→ **What to produce**: Count every line that holds the string "maintenance", then give that number alone.

[Records from a collection of figures]
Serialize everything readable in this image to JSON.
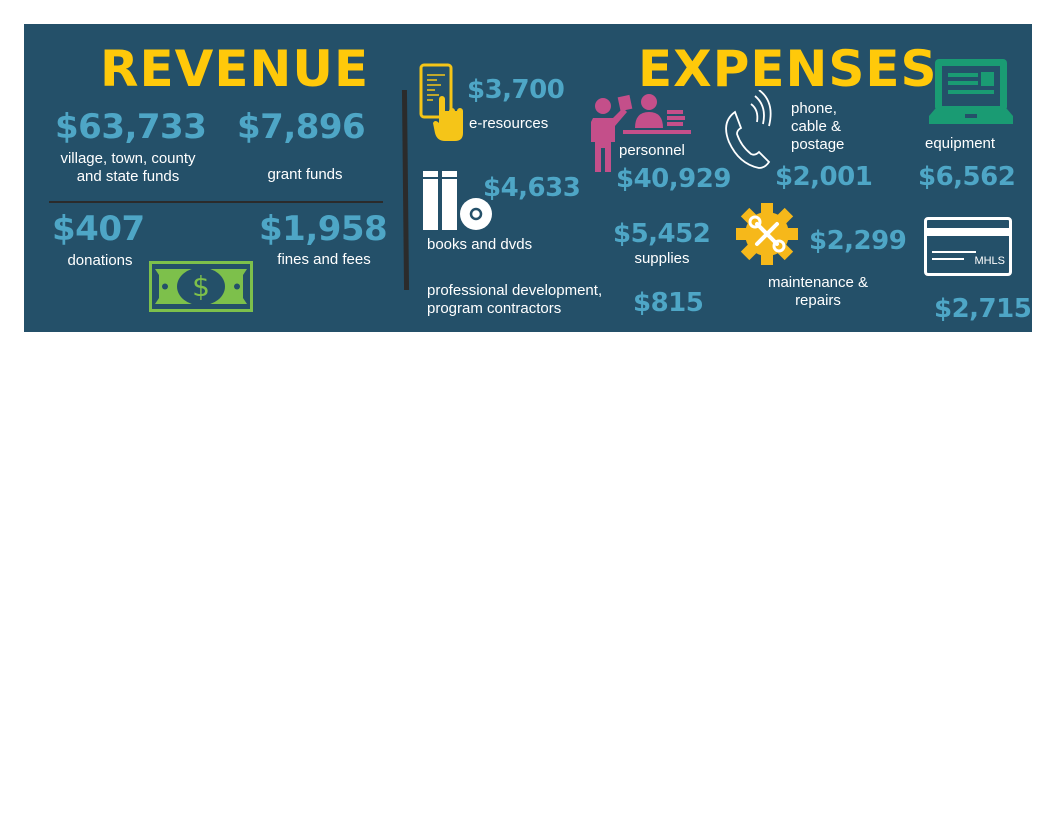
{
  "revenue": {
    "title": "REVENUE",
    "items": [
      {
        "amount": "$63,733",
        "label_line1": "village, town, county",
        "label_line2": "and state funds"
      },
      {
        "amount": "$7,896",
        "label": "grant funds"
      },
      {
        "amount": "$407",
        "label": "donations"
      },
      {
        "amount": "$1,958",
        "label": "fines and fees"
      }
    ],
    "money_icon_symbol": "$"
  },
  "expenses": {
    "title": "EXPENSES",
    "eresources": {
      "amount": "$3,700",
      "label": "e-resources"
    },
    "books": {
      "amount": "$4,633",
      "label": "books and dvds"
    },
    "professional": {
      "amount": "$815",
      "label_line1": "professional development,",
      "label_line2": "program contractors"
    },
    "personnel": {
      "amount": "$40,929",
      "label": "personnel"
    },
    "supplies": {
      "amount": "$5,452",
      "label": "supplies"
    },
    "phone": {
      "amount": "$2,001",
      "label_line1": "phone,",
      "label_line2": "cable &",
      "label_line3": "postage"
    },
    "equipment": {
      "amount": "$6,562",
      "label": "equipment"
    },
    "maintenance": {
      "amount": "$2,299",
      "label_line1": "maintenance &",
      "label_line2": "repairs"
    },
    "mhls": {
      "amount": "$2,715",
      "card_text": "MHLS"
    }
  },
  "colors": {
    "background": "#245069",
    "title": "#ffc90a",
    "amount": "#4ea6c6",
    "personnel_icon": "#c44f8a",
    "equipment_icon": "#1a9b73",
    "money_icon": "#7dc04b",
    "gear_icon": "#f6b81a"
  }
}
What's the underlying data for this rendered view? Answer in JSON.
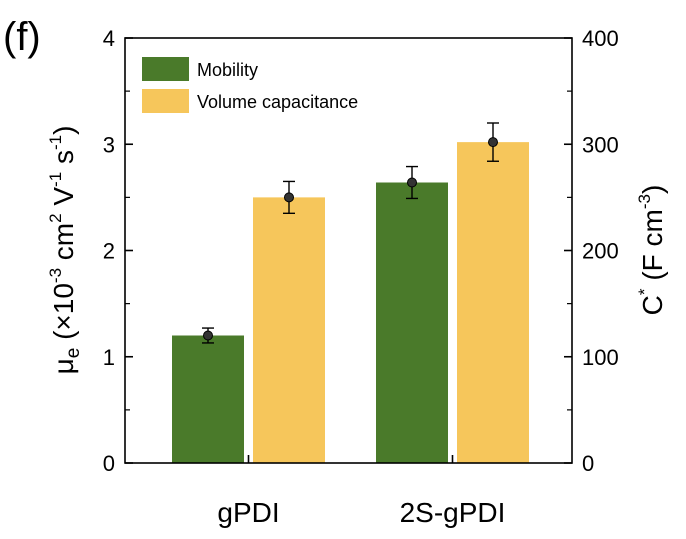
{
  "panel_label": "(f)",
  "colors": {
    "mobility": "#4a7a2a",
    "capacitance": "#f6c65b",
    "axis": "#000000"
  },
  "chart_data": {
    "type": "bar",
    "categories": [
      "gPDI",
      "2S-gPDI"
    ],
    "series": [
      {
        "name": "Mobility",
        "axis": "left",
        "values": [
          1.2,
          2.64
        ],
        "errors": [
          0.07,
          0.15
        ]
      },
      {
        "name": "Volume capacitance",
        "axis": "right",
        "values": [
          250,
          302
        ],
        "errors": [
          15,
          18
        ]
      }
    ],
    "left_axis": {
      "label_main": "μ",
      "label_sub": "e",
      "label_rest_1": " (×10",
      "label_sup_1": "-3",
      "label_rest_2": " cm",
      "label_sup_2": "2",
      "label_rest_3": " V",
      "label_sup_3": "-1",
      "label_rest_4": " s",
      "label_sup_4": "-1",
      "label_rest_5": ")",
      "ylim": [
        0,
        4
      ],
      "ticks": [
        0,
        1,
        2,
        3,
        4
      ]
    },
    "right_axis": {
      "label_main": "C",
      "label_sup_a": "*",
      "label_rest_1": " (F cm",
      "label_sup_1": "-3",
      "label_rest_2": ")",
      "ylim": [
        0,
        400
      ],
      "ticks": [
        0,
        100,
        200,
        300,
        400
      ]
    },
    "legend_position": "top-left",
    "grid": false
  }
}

→ **Completed exercise**: 2